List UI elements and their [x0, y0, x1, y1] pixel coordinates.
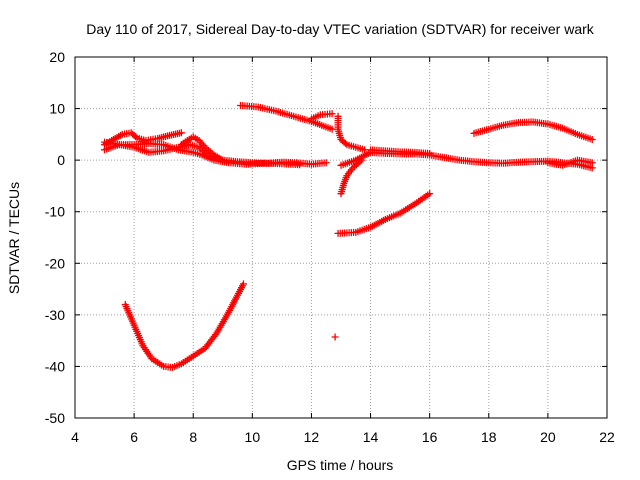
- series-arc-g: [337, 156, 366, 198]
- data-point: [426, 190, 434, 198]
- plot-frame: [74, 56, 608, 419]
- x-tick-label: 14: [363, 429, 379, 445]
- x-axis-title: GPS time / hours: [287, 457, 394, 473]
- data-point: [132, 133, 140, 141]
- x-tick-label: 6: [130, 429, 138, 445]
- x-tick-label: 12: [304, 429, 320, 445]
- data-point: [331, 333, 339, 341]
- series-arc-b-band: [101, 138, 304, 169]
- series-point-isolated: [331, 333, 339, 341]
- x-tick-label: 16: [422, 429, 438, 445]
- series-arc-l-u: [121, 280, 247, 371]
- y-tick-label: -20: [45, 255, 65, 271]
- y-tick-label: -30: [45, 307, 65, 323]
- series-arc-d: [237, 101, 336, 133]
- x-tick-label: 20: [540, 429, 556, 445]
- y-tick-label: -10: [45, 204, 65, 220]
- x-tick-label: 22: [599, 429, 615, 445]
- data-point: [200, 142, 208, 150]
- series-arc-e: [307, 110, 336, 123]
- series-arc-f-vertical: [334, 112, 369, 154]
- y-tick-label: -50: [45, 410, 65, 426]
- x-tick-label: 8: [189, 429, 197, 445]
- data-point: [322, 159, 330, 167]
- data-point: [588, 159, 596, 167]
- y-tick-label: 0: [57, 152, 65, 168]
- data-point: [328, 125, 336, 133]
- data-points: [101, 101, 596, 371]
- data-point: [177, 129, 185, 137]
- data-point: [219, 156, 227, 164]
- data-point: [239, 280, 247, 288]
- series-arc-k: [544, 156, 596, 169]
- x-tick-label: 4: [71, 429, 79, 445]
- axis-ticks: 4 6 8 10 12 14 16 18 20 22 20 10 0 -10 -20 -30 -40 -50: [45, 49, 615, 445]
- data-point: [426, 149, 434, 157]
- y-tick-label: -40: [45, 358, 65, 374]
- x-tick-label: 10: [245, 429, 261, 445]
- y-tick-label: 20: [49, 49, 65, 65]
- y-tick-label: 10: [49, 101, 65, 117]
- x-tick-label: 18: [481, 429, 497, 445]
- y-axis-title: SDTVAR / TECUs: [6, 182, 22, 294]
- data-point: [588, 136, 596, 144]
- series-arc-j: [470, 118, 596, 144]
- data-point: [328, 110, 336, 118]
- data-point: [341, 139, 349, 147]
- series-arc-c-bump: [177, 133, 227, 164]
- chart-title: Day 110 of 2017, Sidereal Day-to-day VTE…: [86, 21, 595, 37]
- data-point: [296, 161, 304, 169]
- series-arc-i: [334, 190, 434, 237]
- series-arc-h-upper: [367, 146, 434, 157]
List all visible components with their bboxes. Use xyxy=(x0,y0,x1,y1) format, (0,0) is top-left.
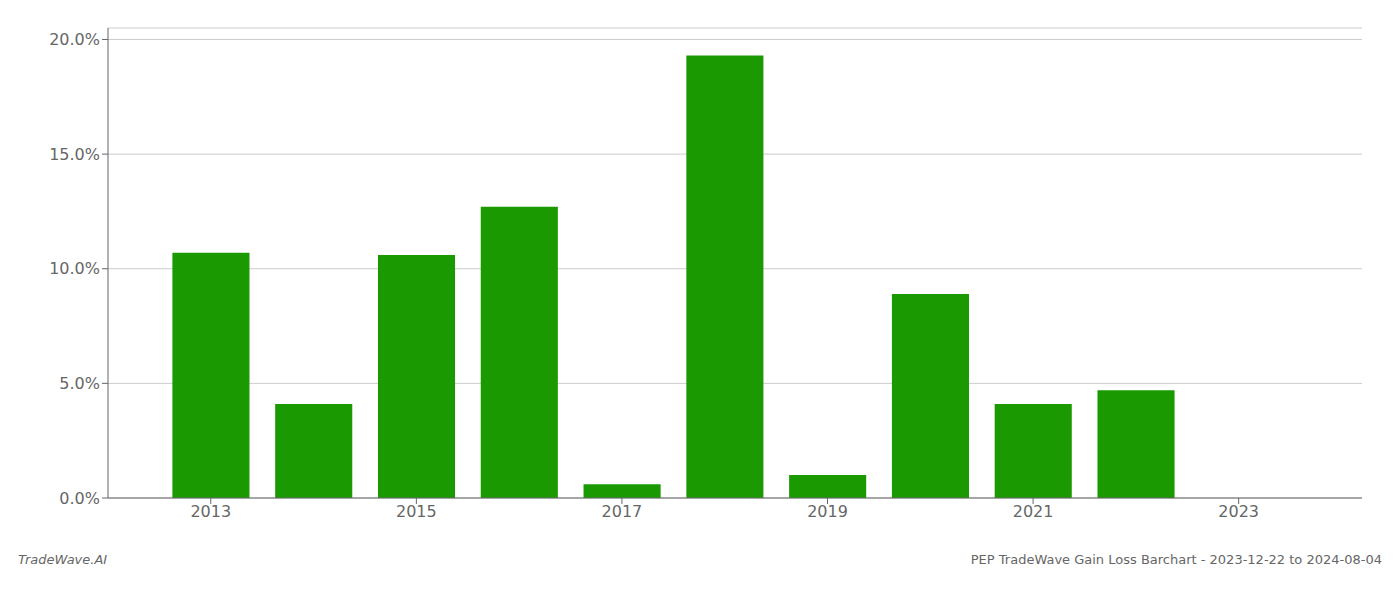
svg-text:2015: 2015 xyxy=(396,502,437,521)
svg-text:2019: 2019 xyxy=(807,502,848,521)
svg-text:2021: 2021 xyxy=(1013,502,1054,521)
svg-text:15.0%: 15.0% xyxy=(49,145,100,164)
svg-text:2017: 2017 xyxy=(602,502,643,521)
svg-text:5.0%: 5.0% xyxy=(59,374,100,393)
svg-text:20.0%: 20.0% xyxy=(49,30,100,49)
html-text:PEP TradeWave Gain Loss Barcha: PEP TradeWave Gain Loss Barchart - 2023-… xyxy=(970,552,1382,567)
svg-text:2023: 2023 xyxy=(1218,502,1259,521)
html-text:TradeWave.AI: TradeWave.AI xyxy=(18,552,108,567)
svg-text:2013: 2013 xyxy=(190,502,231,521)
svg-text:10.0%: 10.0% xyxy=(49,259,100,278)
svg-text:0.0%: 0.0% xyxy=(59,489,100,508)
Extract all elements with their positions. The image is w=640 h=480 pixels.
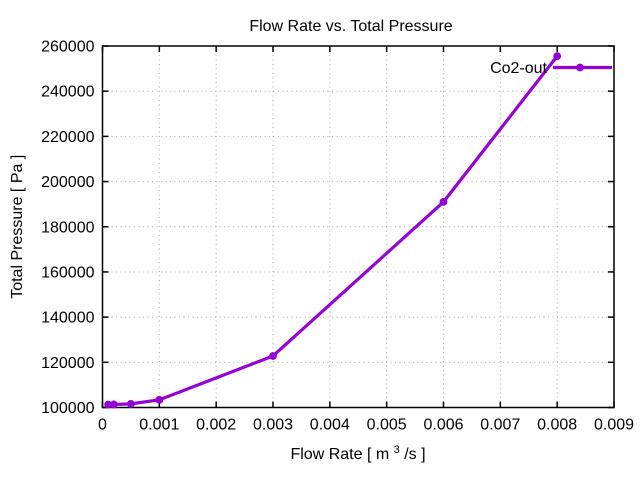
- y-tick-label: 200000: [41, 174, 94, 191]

Given problem - Copy all of the data above line for line, without changing anything, and leave out the pictures.

In response -
List UI elements and their [x0, y0, x1, y1] pixel coordinates.
- series-arc-g: [337, 156, 366, 198]
- data-point: [426, 190, 434, 198]
- plot-frame: [74, 56, 608, 419]
- x-tick-label: 14: [363, 429, 379, 445]
- x-axis-title: GPS time / hours: [287, 457, 394, 473]
- data-point: [132, 133, 140, 141]
- x-tick-label: 6: [130, 429, 138, 445]
- x-tick-label: 12: [304, 429, 320, 445]
- data-point: [331, 333, 339, 341]
- series-arc-b-band: [101, 138, 304, 169]
- series-point-isolated: [331, 333, 339, 341]
- x-tick-label: 16: [422, 429, 438, 445]
- series-arc-l-u: [121, 280, 247, 371]
- y-tick-label: -20: [45, 255, 65, 271]
- y-tick-label: -30: [45, 307, 65, 323]
- series-arc-d: [237, 101, 336, 133]
- x-tick-label: 20: [540, 429, 556, 445]
- y-tick-label: -10: [45, 204, 65, 220]
- x-tick-label: 22: [599, 429, 615, 445]
- data-point: [200, 142, 208, 150]
- series-arc-e: [307, 110, 336, 123]
- series-arc-f-vertical: [334, 112, 369, 154]
- y-tick-label: -50: [45, 410, 65, 426]
- x-tick-label: 8: [189, 429, 197, 445]
- data-point: [322, 159, 330, 167]
- data-point: [588, 159, 596, 167]
- y-tick-label: 0: [57, 152, 65, 168]
- data-point: [328, 125, 336, 133]
- data-points: [101, 101, 596, 371]
- data-point: [177, 129, 185, 137]
- data-point: [219, 156, 227, 164]
- data-point: [239, 280, 247, 288]
- series-arc-k: [544, 156, 596, 169]
- x-tick-label: 4: [71, 429, 79, 445]
- axis-ticks: 4 6 8 10 12 14 16 18 20 22 20 10 0 -10 -20 -30 -40 -50: [45, 49, 615, 445]
- data-point: [426, 149, 434, 157]
- y-tick-label: -40: [45, 358, 65, 374]
- x-tick-label: 10: [245, 429, 261, 445]
- y-tick-label: 20: [49, 49, 65, 65]
- y-tick-label: 10: [49, 101, 65, 117]
- x-tick-label: 18: [481, 429, 497, 445]
- y-axis-title: SDTVAR / TECUs: [6, 182, 22, 294]
- data-point: [588, 136, 596, 144]
- series-arc-j: [470, 118, 596, 144]
- data-point: [328, 110, 336, 118]
- data-point: [341, 139, 349, 147]
- series-arc-c-bump: [177, 133, 227, 164]
- chart-title: Day 110 of 2017, Sidereal Day-to-day VTE…: [86, 21, 595, 37]
- data-point: [296, 161, 304, 169]
- series-arc-i: [334, 190, 434, 237]
- series-arc-h-upper: [367, 146, 434, 157]
List all visible components with their bboxes. Use xyxy=(x0,y0,x1,y1) format, (0,0) is top-left.
svg-text:2015: 2015 xyxy=(396,502,437,521)
svg-text:2019: 2019 xyxy=(807,502,848,521)
svg-text:2021: 2021 xyxy=(1013,502,1054,521)
svg-text:15.0%: 15.0% xyxy=(49,145,100,164)
svg-text:2017: 2017 xyxy=(602,502,643,521)
svg-text:5.0%: 5.0% xyxy=(59,374,100,393)
svg-text:20.0%: 20.0% xyxy=(49,30,100,49)
html-text:PEP TradeWave Gain Loss Barcha: PEP TradeWave Gain Loss Barchart - 2023-… xyxy=(970,552,1382,567)
svg-text:2023: 2023 xyxy=(1218,502,1259,521)
html-text:TradeWave.AI: TradeWave.AI xyxy=(18,552,108,567)
svg-text:2013: 2013 xyxy=(190,502,231,521)
svg-text:10.0%: 10.0% xyxy=(49,259,100,278)
svg-text:0.0%: 0.0% xyxy=(59,489,100,508)
Extract all elements with their positions. The image is w=640 h=480 pixels.
- y-tick-label: 200000: [41, 174, 94, 191]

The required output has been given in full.